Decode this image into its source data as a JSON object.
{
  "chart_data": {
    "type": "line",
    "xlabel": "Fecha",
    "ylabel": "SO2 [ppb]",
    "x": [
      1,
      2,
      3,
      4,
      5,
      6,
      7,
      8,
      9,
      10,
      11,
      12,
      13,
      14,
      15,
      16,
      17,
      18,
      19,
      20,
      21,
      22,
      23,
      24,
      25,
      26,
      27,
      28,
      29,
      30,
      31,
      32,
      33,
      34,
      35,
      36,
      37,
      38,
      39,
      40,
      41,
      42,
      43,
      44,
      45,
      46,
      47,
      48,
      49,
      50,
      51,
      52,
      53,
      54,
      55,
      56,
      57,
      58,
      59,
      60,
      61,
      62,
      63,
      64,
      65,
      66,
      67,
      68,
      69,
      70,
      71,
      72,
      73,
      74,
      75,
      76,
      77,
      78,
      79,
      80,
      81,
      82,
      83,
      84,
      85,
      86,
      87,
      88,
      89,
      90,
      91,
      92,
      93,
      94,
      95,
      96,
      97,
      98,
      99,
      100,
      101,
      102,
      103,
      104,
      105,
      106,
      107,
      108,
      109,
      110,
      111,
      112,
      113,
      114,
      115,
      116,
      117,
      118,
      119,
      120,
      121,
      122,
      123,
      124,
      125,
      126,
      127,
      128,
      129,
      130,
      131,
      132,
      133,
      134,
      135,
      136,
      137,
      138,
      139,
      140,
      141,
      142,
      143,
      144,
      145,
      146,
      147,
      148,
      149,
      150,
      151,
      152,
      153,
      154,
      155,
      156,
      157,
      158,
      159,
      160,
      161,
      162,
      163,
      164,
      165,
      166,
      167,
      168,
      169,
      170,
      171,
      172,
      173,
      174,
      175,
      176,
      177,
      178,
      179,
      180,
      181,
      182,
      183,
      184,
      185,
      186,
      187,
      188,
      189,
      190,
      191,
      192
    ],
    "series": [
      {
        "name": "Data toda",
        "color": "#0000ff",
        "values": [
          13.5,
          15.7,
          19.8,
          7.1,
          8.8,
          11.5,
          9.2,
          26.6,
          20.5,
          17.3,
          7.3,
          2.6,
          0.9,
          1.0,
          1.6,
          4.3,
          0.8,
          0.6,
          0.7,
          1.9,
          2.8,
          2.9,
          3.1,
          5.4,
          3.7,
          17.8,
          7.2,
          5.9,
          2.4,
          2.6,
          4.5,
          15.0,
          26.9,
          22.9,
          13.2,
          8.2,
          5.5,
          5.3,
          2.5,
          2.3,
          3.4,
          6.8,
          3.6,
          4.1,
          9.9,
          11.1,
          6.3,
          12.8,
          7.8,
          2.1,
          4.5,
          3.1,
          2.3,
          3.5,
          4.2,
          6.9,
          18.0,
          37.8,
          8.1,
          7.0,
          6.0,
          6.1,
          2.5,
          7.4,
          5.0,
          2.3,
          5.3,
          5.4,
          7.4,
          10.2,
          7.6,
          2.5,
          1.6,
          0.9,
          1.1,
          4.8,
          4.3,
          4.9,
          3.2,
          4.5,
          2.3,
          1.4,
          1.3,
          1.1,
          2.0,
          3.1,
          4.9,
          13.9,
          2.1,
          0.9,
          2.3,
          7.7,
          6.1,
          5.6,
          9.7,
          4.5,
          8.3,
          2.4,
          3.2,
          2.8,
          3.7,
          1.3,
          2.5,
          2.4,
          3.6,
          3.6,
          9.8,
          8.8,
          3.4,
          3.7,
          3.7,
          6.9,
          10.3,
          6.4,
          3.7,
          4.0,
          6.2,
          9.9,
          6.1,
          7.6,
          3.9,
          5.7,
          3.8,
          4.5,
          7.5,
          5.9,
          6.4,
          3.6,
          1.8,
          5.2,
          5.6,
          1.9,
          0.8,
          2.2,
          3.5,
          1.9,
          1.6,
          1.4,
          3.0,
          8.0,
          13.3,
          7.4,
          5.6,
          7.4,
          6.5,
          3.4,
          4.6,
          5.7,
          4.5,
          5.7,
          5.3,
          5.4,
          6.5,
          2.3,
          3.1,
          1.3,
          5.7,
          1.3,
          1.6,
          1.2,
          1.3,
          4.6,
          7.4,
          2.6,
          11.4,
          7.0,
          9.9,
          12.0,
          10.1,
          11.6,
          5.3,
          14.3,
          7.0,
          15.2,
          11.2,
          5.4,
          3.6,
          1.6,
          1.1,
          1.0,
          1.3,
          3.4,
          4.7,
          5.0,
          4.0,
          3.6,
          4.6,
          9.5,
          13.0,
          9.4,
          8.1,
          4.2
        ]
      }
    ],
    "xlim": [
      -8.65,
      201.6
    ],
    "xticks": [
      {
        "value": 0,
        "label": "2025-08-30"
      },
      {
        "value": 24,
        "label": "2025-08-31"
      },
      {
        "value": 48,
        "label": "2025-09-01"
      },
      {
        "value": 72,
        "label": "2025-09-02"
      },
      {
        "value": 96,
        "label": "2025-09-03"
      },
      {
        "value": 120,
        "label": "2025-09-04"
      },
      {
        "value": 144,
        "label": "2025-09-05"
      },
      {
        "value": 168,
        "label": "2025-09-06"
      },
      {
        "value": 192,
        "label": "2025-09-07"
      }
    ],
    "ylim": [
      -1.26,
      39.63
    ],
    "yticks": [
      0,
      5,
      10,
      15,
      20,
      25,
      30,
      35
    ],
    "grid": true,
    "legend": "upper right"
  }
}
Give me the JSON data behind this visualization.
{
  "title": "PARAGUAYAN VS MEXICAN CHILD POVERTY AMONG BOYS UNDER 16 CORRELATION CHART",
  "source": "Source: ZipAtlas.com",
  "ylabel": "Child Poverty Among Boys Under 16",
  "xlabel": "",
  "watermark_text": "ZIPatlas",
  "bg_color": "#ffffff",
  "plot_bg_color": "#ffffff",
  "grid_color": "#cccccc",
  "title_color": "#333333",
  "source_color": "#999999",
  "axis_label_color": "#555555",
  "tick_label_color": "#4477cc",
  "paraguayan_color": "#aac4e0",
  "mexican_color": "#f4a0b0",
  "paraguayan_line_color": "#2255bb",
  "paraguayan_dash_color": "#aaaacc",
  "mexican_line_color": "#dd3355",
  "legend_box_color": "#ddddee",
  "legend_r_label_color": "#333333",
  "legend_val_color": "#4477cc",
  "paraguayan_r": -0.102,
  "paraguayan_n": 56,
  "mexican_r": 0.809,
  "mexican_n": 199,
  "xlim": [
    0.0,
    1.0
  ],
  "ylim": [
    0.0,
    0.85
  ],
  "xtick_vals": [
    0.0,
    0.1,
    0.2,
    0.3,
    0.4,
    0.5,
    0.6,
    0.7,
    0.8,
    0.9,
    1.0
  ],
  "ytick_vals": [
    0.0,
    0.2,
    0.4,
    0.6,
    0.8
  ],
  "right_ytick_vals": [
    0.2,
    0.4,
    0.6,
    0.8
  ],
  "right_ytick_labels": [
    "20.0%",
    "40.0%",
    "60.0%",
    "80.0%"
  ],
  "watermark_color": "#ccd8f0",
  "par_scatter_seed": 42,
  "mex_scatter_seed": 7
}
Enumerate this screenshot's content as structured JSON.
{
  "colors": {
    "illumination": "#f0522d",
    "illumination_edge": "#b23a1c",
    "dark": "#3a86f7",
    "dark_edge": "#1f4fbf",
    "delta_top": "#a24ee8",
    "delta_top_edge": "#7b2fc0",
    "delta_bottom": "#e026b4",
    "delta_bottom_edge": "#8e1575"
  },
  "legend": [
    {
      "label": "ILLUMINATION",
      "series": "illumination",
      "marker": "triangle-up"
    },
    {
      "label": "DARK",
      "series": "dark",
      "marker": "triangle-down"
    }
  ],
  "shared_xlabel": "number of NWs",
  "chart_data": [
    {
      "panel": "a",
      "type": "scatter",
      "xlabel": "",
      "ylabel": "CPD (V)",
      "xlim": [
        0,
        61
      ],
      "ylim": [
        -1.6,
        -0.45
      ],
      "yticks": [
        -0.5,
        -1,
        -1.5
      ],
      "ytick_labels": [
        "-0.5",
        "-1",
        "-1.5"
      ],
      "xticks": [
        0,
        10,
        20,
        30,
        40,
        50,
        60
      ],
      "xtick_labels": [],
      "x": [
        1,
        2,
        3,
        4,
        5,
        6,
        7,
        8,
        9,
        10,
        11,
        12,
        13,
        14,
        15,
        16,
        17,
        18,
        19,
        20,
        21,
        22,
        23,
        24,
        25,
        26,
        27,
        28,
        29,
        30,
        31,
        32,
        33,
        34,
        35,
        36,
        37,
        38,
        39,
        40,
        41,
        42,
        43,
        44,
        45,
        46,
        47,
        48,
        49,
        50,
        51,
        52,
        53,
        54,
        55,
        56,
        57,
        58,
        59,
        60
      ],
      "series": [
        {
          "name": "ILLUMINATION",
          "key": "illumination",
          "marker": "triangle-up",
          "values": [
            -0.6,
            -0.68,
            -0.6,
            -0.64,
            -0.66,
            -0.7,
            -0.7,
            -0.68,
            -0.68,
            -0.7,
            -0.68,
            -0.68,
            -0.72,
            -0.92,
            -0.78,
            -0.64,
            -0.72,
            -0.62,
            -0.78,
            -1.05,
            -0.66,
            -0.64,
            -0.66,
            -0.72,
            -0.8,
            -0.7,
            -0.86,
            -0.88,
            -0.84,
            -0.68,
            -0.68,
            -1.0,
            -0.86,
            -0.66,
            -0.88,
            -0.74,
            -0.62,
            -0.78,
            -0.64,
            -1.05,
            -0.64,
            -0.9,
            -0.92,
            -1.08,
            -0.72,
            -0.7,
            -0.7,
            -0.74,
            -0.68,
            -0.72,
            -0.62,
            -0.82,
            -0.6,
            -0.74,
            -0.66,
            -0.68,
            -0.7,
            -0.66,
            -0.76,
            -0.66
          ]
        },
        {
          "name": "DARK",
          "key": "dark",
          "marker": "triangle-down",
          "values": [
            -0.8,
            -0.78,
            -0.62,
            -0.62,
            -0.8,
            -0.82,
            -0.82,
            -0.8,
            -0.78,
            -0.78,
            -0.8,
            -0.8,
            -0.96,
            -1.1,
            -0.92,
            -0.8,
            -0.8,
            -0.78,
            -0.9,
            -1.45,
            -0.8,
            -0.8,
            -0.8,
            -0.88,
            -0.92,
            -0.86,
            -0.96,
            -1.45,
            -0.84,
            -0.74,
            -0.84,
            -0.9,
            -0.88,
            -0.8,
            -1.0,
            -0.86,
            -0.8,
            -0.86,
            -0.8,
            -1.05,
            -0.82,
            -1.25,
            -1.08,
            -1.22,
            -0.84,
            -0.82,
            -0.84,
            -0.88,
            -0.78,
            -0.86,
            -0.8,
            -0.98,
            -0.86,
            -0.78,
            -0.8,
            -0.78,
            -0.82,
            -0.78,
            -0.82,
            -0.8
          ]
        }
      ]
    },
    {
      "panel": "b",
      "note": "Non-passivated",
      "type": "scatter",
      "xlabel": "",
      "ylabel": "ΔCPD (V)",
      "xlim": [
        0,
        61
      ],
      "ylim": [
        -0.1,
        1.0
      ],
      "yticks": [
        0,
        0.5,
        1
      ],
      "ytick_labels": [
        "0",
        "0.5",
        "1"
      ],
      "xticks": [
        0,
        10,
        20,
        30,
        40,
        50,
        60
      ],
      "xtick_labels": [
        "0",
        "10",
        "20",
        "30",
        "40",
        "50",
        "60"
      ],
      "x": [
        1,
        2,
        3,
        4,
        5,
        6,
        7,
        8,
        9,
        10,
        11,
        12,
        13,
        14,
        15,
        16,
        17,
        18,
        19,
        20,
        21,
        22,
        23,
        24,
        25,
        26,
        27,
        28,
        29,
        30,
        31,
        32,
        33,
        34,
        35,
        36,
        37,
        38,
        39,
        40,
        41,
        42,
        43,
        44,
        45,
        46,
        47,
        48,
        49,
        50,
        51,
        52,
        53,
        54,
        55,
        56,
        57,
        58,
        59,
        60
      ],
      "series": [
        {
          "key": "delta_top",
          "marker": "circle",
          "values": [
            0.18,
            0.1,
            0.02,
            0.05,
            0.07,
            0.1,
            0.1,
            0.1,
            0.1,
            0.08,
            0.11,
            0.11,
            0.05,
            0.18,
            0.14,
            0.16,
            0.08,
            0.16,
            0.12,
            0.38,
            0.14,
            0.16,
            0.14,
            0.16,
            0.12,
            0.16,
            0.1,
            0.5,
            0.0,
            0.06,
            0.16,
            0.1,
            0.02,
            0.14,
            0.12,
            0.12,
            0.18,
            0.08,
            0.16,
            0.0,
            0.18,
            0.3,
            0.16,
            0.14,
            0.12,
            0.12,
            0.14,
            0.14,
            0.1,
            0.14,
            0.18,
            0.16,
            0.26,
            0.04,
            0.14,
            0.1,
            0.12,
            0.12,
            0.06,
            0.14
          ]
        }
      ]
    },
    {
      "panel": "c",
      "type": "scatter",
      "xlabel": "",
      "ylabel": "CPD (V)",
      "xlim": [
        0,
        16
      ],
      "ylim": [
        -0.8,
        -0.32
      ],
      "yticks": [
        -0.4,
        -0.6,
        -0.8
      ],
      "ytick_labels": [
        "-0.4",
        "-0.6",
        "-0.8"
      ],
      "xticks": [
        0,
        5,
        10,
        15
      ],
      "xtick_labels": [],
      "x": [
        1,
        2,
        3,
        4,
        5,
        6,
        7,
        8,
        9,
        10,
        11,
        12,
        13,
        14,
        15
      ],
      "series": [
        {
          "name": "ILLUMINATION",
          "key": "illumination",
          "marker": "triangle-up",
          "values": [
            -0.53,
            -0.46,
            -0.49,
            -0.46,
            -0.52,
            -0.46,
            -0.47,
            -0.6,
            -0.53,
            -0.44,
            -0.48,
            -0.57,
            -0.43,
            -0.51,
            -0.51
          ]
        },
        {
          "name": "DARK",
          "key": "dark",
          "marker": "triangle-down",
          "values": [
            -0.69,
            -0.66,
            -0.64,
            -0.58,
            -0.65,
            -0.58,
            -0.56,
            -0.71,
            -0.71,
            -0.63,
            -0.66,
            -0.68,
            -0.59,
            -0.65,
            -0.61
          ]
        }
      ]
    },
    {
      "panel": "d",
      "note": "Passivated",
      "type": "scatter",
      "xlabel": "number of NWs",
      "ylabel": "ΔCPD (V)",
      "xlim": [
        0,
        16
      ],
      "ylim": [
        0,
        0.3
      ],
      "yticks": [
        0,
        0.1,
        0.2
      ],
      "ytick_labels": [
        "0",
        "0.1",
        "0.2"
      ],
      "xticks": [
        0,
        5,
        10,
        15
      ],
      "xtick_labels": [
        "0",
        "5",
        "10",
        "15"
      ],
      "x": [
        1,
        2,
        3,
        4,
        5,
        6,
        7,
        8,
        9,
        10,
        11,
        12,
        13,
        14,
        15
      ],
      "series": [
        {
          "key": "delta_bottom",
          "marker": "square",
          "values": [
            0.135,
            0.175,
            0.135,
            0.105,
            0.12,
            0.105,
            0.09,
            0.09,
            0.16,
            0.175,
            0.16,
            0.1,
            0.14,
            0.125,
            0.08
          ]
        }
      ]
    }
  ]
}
......
## Task directions
Select the lines from the entries that include the word "JSON".

## Output below
Decode this image into its source data as a JSON object.
Give me the JSON data behind this visualization.
Enumerate this screenshot's content as structured JSON.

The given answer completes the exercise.